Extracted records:
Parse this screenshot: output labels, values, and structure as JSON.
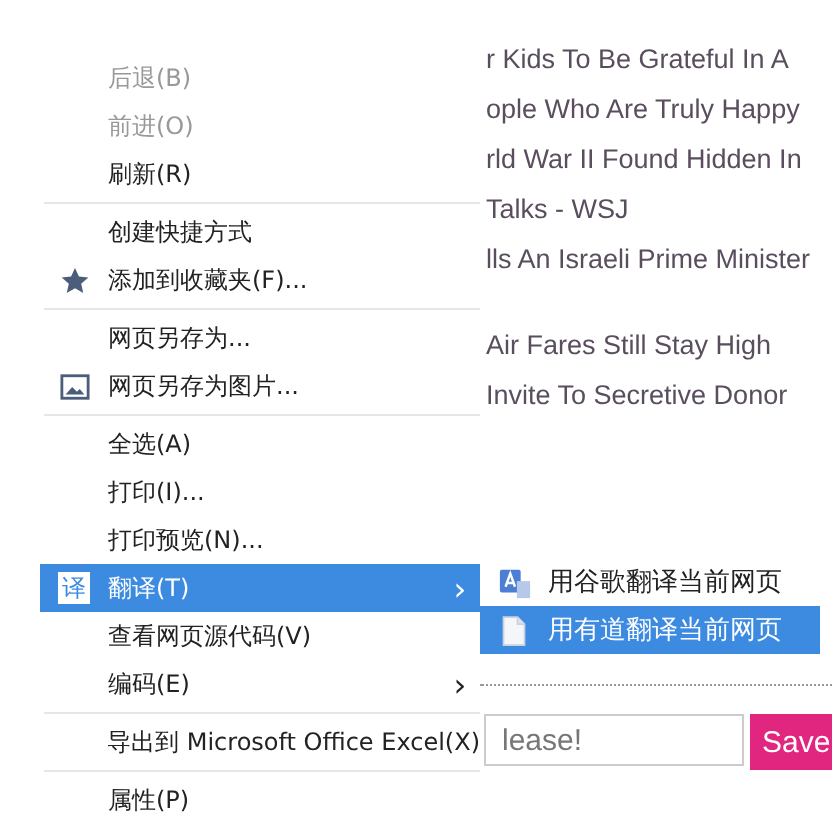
{
  "headlines": [
    "r Kids To Be Grateful In A",
    "ople Who Are Truly Happy",
    "rld War II Found Hidden In",
    "Talks - WSJ",
    "lls An Israeli Prime Minister",
    "Air Fares Still Stay High",
    "Invite To Secretive Donor"
  ],
  "signup": {
    "placeholder": "lease!",
    "button": "Save"
  },
  "context_menu": {
    "items": [
      {
        "kind": "item",
        "label": "后退(B)",
        "disabled": true,
        "selected": false
      },
      {
        "kind": "item",
        "label": "前进(O)",
        "disabled": true,
        "selected": false
      },
      {
        "kind": "item",
        "label": "刷新(R)",
        "disabled": false,
        "selected": false
      },
      {
        "kind": "separator"
      },
      {
        "kind": "item",
        "label": "创建快捷方式",
        "disabled": false,
        "selected": false
      },
      {
        "kind": "item",
        "label": "添加到收藏夹(F)...",
        "disabled": false,
        "selected": false
      },
      {
        "kind": "separator"
      },
      {
        "kind": "item",
        "label": "网页另存为...",
        "disabled": false,
        "selected": false
      },
      {
        "kind": "item",
        "label": "网页另存为图片...",
        "disabled": false,
        "selected": false
      },
      {
        "kind": "separator"
      },
      {
        "kind": "item",
        "label": "全选(A)",
        "disabled": false,
        "selected": false
      },
      {
        "kind": "item",
        "label": "打印(I)...",
        "disabled": false,
        "selected": false
      },
      {
        "kind": "item",
        "label": "打印预览(N)...",
        "disabled": false,
        "selected": false
      },
      {
        "kind": "item",
        "label": "翻译(T)",
        "disabled": false,
        "selected": true,
        "badge": "译",
        "arrow": "›"
      },
      {
        "kind": "item",
        "label": "查看网页源代码(V)",
        "disabled": false,
        "selected": false
      },
      {
        "kind": "item",
        "label": "编码(E)",
        "disabled": false,
        "selected": false,
        "arrow": "›"
      },
      {
        "kind": "separator"
      },
      {
        "kind": "item",
        "label": "导出到 Microsoft Office Excel(X)",
        "disabled": false,
        "selected": false
      },
      {
        "kind": "separator"
      },
      {
        "kind": "item",
        "label": "属性(P)",
        "disabled": false,
        "selected": false
      }
    ]
  },
  "submenu": {
    "items": [
      {
        "label": "用谷歌翻译当前网页",
        "selected": false
      },
      {
        "label": "用有道翻译当前网页",
        "selected": true
      }
    ]
  }
}
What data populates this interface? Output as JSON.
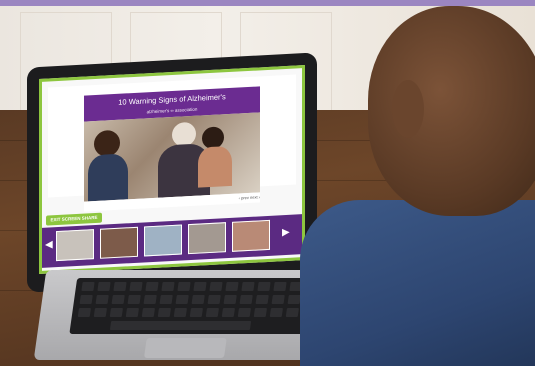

## Directions
Your task is to collect every line above that contains the word "true".

## Response to the task
        "disabled": true,
        "disabled": true,
        "selected": true,
        "selected": true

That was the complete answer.